Record extracts:

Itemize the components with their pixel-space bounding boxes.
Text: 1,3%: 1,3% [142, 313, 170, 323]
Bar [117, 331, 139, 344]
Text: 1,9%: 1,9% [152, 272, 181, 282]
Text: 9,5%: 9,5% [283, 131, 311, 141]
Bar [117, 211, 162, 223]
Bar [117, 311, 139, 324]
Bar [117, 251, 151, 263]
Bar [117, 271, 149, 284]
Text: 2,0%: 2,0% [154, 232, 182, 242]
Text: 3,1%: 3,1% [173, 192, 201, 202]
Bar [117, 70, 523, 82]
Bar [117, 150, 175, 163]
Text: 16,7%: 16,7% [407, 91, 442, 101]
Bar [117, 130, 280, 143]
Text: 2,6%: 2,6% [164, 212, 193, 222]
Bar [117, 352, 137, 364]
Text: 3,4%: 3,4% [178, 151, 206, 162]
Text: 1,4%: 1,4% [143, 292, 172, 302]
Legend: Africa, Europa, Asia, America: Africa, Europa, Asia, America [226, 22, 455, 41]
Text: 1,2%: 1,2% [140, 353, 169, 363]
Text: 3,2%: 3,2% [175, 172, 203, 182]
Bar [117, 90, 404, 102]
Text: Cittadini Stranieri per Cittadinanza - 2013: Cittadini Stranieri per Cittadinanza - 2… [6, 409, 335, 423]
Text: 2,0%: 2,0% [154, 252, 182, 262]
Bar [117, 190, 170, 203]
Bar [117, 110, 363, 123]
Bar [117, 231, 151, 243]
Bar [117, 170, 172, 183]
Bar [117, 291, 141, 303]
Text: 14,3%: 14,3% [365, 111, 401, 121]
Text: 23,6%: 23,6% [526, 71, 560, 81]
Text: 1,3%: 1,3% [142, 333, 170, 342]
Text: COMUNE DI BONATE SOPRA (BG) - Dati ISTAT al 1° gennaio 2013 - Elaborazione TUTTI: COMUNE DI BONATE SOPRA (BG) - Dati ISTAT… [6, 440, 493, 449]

What is expected: Return all of the records above verbatim, line for line, preserving their original order.

Answer for this exercise:
Itemize the components with their pixel-space bounding boxes.
Text: 1,3%: 1,3% [142, 313, 170, 323]
Bar [117, 331, 139, 344]
Text: 1,9%: 1,9% [152, 272, 181, 282]
Text: 9,5%: 9,5% [283, 131, 311, 141]
Bar [117, 211, 162, 223]
Bar [117, 311, 139, 324]
Bar [117, 251, 151, 263]
Bar [117, 271, 149, 284]
Text: 2,0%: 2,0% [154, 232, 182, 242]
Text: 3,1%: 3,1% [173, 192, 201, 202]
Bar [117, 70, 523, 82]
Bar [117, 150, 175, 163]
Text: 16,7%: 16,7% [407, 91, 442, 101]
Bar [117, 130, 280, 143]
Text: 2,6%: 2,6% [164, 212, 193, 222]
Bar [117, 352, 137, 364]
Text: 3,4%: 3,4% [178, 151, 206, 162]
Text: 1,4%: 1,4% [143, 292, 172, 302]
Legend: Africa, Europa, Asia, America: Africa, Europa, Asia, America [226, 22, 455, 41]
Text: 1,2%: 1,2% [140, 353, 169, 363]
Text: 3,2%: 3,2% [175, 172, 203, 182]
Bar [117, 90, 404, 102]
Text: Cittadini Stranieri per Cittadinanza - 2013: Cittadini Stranieri per Cittadinanza - 2… [6, 409, 335, 423]
Text: 2,0%: 2,0% [154, 252, 182, 262]
Bar [117, 190, 170, 203]
Bar [117, 110, 363, 123]
Bar [117, 231, 151, 243]
Bar [117, 170, 172, 183]
Bar [117, 291, 141, 303]
Text: 14,3%: 14,3% [365, 111, 401, 121]
Text: 23,6%: 23,6% [526, 71, 560, 81]
Text: 1,3%: 1,3% [142, 333, 170, 342]
Text: COMUNE DI BONATE SOPRA (BG) - Dati ISTAT al 1° gennaio 2013 - Elaborazione TUTTI: COMUNE DI BONATE SOPRA (BG) - Dati ISTAT… [6, 440, 493, 449]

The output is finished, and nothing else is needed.